## OBJECTIVE:
Count the lines in the data below that contain the string "axis". Reply with the number alone.

## SUPPLIED INFORMATION:

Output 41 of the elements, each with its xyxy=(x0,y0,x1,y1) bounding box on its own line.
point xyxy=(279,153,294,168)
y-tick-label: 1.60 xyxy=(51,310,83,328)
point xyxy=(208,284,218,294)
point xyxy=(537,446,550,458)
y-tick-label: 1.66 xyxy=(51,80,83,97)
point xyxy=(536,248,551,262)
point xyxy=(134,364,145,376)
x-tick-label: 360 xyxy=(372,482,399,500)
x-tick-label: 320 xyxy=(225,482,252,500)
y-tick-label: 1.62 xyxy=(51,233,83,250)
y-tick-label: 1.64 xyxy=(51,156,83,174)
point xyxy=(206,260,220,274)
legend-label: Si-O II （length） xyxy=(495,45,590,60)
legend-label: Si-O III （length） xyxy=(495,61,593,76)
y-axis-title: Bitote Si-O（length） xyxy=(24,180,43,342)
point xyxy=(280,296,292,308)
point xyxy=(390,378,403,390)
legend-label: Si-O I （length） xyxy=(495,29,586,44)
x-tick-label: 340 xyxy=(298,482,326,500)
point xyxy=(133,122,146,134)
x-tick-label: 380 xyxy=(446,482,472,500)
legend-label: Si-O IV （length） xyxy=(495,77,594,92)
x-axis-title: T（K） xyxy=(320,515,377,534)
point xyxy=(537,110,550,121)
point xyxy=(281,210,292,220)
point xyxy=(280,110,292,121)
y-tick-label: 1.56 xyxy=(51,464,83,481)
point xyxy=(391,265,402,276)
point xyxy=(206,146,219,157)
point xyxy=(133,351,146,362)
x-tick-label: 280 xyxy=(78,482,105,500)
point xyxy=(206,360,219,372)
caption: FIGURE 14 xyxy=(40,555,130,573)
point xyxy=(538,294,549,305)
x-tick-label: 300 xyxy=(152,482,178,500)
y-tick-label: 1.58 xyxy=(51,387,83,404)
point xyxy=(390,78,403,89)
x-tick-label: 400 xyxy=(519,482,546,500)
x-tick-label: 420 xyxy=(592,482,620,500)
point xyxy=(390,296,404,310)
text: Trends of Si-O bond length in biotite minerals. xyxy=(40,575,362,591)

## ANSWER FOR THIS EXERCISE:
2